# PROBLEM STATEMENT
Write out the rows below word for word, from the first one through the one containing "The throughplating 28e is at (798, 145).", including both.

# RECORD EXTRACTS
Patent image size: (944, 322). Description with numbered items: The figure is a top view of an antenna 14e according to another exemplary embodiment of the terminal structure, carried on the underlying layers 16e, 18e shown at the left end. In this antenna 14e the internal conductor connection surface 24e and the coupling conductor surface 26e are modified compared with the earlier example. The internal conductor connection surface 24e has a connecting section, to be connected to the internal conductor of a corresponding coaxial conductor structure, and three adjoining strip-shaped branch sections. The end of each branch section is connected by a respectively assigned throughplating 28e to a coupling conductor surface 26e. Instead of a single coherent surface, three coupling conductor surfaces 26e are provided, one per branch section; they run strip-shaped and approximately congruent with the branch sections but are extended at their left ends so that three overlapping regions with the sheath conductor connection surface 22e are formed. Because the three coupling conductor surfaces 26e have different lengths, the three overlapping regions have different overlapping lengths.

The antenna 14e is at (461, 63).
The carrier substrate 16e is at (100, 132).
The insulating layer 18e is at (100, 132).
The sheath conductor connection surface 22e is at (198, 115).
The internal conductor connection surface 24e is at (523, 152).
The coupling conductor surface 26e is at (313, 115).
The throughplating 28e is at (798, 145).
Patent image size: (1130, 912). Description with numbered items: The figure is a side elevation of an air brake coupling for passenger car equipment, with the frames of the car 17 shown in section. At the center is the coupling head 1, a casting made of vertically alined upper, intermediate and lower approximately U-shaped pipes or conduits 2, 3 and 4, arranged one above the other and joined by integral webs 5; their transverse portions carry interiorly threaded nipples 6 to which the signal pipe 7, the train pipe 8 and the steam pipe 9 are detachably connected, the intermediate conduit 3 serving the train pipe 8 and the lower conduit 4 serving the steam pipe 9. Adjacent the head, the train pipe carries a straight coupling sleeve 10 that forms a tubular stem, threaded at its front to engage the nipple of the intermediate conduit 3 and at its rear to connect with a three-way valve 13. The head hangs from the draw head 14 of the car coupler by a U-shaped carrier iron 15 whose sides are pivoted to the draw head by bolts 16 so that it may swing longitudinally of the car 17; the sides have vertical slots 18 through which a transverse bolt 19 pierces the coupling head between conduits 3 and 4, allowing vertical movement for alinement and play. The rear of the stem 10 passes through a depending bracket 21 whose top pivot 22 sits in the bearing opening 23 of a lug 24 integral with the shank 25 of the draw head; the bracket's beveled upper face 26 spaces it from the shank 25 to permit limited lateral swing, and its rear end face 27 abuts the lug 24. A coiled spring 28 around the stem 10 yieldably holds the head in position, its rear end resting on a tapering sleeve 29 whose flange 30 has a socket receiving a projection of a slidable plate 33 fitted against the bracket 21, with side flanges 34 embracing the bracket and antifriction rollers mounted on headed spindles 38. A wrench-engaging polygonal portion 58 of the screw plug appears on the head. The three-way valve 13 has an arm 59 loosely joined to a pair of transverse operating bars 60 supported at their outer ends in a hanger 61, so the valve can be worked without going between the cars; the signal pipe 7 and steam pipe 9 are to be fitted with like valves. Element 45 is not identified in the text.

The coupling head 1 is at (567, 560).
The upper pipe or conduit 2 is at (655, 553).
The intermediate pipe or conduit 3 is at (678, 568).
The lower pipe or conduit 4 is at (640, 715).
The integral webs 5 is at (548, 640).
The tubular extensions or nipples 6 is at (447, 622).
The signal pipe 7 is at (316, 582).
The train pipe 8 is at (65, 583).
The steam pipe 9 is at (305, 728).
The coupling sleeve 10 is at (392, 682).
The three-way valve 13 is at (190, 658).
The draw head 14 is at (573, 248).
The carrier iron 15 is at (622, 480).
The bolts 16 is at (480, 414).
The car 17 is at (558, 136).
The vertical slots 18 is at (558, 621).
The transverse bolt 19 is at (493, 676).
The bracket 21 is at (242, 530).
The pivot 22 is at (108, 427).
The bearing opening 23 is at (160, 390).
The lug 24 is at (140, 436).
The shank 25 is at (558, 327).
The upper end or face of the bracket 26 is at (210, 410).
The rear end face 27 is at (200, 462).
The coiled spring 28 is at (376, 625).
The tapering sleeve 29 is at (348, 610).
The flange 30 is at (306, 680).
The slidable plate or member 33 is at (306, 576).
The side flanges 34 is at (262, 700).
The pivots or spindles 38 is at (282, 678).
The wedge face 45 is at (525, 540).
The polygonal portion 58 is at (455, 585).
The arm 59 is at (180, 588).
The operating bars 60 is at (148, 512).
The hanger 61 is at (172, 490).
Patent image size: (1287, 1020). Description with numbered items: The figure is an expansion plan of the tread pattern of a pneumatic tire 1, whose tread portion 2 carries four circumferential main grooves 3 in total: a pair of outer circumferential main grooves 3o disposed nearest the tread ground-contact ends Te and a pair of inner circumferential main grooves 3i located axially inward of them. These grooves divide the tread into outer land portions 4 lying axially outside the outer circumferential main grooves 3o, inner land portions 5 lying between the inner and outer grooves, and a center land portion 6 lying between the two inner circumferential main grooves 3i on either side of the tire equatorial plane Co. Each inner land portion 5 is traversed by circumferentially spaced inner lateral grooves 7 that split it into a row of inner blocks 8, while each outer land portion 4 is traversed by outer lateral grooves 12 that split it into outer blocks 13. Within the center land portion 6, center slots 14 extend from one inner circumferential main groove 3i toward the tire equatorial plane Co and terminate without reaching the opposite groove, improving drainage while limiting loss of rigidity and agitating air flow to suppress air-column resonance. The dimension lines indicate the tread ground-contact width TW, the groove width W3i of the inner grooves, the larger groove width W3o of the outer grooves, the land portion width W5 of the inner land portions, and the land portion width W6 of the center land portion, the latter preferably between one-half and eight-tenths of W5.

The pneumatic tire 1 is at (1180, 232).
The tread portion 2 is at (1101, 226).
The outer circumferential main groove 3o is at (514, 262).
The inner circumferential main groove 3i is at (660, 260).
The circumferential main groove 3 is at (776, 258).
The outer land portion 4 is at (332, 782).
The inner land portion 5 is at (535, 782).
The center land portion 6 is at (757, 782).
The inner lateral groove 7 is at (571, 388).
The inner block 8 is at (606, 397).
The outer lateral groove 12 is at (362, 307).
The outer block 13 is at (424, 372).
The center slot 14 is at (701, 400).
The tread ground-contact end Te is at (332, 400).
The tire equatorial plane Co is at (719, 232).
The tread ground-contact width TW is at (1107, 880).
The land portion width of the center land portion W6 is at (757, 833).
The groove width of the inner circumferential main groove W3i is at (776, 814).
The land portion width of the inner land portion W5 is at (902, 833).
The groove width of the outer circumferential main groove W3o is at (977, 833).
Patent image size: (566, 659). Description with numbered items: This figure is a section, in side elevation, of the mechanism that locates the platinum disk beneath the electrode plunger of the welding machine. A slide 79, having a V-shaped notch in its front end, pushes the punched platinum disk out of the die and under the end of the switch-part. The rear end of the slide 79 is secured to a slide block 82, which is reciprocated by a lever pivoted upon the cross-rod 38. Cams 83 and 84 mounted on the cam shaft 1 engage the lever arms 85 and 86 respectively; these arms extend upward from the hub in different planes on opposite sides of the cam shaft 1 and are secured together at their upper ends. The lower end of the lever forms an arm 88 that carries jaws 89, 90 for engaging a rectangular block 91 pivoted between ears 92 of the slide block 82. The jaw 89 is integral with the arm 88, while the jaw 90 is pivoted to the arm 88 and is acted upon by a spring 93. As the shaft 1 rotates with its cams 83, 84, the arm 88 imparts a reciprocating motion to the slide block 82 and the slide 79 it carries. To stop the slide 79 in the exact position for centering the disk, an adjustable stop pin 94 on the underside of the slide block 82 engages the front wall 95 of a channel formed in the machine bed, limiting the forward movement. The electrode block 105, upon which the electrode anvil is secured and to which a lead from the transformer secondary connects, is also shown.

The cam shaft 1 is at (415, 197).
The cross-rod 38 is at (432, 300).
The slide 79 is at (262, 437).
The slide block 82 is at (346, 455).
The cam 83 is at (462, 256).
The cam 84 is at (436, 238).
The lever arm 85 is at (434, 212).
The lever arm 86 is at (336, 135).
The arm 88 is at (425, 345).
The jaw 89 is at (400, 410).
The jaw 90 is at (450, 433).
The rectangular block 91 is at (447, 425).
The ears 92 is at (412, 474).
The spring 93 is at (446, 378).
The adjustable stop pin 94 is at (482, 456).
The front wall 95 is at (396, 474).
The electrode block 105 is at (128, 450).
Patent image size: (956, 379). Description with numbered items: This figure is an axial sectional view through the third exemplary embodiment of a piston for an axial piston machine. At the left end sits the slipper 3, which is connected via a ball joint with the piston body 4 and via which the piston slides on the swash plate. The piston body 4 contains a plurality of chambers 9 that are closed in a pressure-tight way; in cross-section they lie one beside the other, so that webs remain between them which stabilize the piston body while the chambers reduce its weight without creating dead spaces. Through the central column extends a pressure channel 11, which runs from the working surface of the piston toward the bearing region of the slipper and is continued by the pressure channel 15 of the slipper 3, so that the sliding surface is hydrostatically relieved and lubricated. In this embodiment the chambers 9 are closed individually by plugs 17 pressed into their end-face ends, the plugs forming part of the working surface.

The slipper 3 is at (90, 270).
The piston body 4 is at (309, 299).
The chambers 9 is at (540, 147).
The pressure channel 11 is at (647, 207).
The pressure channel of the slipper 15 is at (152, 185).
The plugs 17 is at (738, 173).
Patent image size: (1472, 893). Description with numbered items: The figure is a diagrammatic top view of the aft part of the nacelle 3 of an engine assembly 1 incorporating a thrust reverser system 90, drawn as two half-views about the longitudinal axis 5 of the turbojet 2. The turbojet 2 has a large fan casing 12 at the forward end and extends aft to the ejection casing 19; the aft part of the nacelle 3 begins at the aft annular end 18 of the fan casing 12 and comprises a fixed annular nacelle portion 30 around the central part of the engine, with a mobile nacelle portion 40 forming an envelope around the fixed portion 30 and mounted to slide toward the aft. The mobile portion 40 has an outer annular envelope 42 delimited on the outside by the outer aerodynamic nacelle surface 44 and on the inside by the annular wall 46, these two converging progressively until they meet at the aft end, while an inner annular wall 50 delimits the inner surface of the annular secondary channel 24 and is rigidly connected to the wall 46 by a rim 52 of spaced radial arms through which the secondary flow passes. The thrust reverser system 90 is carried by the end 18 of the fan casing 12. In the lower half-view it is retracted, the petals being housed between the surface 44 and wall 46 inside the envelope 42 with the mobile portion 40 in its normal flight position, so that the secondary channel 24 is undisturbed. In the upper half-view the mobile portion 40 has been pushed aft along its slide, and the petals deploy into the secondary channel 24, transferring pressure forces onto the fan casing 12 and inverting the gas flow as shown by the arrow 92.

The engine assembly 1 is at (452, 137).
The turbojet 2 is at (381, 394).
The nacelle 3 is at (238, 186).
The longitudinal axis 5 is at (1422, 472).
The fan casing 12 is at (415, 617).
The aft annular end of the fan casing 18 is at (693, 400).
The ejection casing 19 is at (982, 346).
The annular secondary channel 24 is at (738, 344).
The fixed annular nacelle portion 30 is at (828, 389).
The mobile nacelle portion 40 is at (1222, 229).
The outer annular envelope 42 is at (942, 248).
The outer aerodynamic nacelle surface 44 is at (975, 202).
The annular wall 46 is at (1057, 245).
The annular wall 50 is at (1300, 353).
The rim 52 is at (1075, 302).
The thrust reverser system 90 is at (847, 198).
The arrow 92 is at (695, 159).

# CORRECT RESULT
Patent image size: (944, 322). Description with numbered items: The figure is a top view of an antenna 14e according to another exemplary embodiment of the terminal structure, carried on the underlying layers 16e, 18e shown at the left end. In this antenna 14e the internal conductor connection surface 24e and the coupling conductor surface 26e are modified compared with the earlier example. The internal conductor connection surface 24e has a connecting section, to be connected to the internal conductor of a corresponding coaxial conductor structure, and three adjoining strip-shaped branch sections. The end of each branch section is connected by a respectively assigned throughplating 28e to a coupling conductor surface 26e. Instead of a single coherent surface, three coupling conductor surfaces 26e are provided, one per branch section; they run strip-shaped and approximately congruent with the branch sections but are extended at their left ends so that three overlapping regions with the sheath conductor connection surface 22e are formed. Because the three coupling conductor surfaces 26e have different lengths, the three overlapping regions have different overlapping lengths.

The antenna 14e is at (461, 63).
The carrier substrate 16e is at (100, 132).
The insulating layer 18e is at (100, 132).
The sheath conductor connection surface 22e is at (198, 115).
The internal conductor connection surface 24e is at (523, 152).
The coupling conductor surface 26e is at (313, 115).
The throughplating 28e is at (798, 145).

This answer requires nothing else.